YOUR TASK »
Locate the word "Insights" in the material, then show every line that holds it.

DATA TO USE »
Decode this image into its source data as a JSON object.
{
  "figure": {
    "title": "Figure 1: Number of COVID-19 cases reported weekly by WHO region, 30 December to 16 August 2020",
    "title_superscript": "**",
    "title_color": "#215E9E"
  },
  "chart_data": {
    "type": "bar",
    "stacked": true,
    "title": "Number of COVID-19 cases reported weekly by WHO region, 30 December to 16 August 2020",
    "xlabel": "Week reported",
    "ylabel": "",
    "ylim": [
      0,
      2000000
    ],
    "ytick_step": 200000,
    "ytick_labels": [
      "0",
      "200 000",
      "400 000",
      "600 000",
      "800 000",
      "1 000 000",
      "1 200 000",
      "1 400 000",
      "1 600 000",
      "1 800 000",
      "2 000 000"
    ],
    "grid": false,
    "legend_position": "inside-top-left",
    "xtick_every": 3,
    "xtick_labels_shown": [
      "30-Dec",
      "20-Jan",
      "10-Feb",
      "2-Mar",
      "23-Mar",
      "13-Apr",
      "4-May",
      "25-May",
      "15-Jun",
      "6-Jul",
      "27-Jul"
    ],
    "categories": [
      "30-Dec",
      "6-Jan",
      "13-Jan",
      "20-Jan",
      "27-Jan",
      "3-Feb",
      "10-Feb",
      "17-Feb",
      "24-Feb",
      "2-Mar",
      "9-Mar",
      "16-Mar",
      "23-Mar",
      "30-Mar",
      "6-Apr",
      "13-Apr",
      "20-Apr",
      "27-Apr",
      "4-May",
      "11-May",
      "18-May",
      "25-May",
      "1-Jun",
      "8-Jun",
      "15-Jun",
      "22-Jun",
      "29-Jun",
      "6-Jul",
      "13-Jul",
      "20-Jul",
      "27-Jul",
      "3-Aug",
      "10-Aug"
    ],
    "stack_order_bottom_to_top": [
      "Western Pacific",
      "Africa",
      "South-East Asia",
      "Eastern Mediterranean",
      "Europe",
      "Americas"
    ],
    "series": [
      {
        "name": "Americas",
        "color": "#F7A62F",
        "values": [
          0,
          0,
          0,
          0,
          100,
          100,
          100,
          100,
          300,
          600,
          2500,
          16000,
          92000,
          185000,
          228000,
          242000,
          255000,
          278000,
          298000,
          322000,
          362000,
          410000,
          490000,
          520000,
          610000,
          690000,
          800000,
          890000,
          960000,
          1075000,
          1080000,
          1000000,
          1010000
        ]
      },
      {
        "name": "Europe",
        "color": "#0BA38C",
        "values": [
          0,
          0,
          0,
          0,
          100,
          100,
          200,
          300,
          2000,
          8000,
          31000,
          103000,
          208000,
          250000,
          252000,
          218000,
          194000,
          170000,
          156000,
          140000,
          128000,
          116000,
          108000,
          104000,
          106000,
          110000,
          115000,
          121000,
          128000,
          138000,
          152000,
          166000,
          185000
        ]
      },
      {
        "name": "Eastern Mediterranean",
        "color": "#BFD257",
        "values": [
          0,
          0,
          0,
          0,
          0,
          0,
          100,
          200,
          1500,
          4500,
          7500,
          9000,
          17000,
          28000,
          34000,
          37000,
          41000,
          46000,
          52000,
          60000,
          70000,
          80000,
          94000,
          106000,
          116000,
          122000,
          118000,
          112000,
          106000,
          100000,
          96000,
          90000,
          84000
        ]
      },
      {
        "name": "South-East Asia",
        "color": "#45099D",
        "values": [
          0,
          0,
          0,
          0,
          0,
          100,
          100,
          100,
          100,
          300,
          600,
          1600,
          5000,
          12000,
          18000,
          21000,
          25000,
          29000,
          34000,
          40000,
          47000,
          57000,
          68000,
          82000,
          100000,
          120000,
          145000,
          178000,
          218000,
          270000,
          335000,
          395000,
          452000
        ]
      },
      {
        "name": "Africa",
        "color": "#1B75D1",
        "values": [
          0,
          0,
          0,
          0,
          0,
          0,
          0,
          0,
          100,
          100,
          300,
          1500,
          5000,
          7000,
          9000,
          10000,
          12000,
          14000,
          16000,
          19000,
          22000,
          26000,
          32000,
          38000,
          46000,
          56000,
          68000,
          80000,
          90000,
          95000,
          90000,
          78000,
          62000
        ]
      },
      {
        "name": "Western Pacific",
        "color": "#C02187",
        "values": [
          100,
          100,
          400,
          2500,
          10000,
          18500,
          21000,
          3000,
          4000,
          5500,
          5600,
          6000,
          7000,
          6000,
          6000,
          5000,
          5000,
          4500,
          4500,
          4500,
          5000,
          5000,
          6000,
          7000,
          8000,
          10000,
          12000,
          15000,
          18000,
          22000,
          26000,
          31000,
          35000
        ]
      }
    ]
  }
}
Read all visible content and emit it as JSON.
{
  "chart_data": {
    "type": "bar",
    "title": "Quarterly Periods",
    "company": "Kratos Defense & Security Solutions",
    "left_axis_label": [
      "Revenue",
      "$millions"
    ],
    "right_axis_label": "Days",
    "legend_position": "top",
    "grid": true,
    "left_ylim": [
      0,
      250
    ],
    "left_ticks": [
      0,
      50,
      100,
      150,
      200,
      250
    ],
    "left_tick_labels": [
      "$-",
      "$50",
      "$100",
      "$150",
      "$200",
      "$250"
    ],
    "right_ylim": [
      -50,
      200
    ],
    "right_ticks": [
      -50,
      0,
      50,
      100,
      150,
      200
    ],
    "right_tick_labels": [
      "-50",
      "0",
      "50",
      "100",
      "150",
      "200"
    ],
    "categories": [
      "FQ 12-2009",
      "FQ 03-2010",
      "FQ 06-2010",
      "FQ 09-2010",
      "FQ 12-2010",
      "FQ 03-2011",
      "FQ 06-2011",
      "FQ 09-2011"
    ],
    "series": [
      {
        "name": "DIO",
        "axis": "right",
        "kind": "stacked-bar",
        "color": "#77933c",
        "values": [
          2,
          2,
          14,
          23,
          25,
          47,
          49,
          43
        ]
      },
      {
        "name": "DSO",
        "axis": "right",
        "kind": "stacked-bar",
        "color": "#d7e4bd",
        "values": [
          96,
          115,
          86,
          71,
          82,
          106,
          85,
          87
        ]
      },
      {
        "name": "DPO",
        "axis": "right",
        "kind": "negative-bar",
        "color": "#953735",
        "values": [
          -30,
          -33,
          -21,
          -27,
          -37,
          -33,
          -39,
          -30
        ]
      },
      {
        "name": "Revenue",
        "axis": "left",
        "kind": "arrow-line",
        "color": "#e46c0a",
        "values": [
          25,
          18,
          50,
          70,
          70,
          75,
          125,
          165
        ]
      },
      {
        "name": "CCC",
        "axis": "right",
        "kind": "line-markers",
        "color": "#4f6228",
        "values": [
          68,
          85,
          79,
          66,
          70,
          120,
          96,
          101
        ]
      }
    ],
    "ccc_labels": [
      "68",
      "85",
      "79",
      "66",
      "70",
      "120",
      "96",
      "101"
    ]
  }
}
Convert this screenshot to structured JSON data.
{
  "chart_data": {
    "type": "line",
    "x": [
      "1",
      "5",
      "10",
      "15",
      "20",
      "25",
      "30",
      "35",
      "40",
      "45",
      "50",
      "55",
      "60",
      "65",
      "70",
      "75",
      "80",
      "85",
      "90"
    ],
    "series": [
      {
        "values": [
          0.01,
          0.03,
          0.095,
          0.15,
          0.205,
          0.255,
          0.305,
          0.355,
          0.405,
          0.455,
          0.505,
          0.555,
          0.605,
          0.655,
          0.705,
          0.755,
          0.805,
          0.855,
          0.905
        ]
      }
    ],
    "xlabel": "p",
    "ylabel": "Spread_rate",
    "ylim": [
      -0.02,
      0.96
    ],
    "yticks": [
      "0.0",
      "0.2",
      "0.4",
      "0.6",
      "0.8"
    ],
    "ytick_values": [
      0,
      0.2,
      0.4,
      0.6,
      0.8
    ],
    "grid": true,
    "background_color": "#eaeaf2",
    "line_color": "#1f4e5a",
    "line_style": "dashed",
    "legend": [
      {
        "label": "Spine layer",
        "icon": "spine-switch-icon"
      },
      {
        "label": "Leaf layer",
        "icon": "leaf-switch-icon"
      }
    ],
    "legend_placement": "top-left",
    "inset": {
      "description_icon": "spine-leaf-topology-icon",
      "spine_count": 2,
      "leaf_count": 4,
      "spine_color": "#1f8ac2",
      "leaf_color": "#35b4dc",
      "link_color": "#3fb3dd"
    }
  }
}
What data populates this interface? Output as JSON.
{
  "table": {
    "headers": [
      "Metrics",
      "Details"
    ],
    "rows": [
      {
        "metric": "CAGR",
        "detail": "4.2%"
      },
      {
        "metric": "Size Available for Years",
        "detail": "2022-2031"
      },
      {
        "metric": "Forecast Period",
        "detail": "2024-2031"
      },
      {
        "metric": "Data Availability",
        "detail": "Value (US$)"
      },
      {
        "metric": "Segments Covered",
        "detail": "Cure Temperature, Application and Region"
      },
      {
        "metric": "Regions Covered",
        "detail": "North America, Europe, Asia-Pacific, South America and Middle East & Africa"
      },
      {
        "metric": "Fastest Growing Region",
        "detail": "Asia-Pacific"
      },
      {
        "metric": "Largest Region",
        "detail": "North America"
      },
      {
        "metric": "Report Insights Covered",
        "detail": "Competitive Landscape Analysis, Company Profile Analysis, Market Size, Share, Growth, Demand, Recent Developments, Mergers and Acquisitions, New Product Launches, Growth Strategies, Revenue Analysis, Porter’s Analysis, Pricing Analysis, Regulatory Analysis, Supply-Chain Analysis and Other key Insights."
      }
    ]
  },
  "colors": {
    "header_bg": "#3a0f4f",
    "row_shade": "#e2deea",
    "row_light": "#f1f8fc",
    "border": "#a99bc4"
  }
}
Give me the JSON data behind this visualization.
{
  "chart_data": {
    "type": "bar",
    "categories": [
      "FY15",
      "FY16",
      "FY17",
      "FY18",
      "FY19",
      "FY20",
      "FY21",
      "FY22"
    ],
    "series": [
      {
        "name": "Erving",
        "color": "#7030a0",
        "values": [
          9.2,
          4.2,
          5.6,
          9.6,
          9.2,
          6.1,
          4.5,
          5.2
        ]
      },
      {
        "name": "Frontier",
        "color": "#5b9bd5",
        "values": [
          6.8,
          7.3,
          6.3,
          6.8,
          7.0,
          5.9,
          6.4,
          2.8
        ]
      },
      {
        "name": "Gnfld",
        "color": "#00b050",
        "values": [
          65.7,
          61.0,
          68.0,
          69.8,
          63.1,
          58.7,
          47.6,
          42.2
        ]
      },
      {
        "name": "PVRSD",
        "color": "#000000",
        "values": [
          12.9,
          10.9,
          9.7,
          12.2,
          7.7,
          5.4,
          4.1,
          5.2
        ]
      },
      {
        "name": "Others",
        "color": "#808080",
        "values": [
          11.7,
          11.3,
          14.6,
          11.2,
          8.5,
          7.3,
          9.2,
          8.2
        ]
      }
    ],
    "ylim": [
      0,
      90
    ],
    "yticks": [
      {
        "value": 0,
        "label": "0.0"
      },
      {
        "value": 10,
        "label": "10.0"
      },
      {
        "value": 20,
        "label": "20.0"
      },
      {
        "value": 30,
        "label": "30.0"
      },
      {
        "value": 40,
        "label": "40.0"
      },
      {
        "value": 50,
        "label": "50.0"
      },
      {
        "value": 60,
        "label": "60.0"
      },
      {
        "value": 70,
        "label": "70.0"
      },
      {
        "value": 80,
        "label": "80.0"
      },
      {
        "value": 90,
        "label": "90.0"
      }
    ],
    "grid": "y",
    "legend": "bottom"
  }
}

RESULT FOR THIS TASK »
        "metric": "Report Insights Covered",
        "detail": "Competitive Landscape Analysis, Company Profile Analysis, Market Size, Share, Growth, Demand, Recent Developments, Mergers and Acquisitions, New Product Launches, Growth Strategies, Revenue Analysis, Porter’s Analysis, Pricing Analysis, Regulatory Analysis, Supply-Chain Analysis and Other key Insights."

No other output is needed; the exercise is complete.